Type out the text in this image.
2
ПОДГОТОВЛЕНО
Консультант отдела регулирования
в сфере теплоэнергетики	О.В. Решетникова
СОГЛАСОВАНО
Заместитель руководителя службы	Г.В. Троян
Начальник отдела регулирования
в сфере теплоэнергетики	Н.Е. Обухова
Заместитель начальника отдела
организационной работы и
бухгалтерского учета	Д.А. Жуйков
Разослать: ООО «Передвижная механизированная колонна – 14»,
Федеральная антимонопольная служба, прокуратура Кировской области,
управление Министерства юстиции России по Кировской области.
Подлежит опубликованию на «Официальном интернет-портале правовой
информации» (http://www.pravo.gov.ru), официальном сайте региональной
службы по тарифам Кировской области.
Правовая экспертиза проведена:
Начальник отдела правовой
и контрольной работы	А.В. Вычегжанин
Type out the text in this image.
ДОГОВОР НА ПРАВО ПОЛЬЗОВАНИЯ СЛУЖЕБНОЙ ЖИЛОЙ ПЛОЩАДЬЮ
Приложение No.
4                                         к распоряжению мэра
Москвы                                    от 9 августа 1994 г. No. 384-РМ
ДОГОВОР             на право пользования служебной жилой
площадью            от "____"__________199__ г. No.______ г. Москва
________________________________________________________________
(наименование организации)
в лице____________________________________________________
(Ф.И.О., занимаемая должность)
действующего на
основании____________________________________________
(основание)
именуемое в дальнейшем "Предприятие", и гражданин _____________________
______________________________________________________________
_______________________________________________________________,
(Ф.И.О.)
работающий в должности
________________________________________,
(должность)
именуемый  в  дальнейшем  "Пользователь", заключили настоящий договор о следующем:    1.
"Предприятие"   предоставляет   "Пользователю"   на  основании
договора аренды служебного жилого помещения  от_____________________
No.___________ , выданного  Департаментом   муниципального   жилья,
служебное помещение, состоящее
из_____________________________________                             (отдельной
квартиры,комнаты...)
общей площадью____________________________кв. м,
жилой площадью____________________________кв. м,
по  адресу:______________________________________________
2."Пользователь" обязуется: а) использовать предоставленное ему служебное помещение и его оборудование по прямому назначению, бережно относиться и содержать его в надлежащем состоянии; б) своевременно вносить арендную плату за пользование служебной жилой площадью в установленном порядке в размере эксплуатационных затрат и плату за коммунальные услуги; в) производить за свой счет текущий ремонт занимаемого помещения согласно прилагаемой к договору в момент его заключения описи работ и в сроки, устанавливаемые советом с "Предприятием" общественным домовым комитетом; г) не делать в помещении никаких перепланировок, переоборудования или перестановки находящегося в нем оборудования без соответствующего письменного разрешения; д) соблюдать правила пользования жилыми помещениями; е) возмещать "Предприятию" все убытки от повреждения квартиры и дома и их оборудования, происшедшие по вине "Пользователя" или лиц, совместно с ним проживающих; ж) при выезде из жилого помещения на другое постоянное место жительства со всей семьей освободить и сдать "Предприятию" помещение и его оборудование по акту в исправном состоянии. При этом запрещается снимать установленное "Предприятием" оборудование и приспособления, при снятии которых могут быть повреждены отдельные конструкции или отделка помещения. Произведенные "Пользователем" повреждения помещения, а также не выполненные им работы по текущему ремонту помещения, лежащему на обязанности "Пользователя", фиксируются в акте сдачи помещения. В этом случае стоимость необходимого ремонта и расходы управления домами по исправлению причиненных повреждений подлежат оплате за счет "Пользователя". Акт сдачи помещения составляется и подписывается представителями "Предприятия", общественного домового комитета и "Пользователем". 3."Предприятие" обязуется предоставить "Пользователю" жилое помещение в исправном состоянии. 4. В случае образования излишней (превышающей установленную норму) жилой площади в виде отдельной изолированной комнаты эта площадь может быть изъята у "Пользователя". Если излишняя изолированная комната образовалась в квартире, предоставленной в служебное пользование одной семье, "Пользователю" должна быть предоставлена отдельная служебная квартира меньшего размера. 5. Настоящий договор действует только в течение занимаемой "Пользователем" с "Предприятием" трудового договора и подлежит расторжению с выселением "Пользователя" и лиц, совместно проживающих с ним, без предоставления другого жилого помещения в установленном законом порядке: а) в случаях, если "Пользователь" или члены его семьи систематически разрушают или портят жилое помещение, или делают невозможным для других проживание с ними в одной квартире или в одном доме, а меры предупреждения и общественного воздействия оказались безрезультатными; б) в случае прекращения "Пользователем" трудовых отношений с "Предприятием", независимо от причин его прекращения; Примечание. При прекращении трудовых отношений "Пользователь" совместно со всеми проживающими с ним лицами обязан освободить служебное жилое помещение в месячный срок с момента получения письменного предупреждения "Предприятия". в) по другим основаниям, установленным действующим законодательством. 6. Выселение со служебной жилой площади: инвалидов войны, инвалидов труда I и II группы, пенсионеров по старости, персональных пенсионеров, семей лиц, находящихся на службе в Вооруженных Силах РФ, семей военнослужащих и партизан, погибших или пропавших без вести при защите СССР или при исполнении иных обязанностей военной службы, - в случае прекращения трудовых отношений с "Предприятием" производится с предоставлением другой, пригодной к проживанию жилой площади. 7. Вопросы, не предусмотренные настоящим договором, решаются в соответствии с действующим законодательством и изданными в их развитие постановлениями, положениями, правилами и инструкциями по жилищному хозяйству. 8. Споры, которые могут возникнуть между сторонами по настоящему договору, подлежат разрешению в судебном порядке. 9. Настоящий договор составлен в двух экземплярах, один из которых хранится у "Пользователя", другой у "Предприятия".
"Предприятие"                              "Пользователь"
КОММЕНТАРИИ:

THE TASK
Tally the lines in these entries that have the string "сфере" in them, then answer with the count and nothing else.

ANSWER TO THIS EXERCISE
2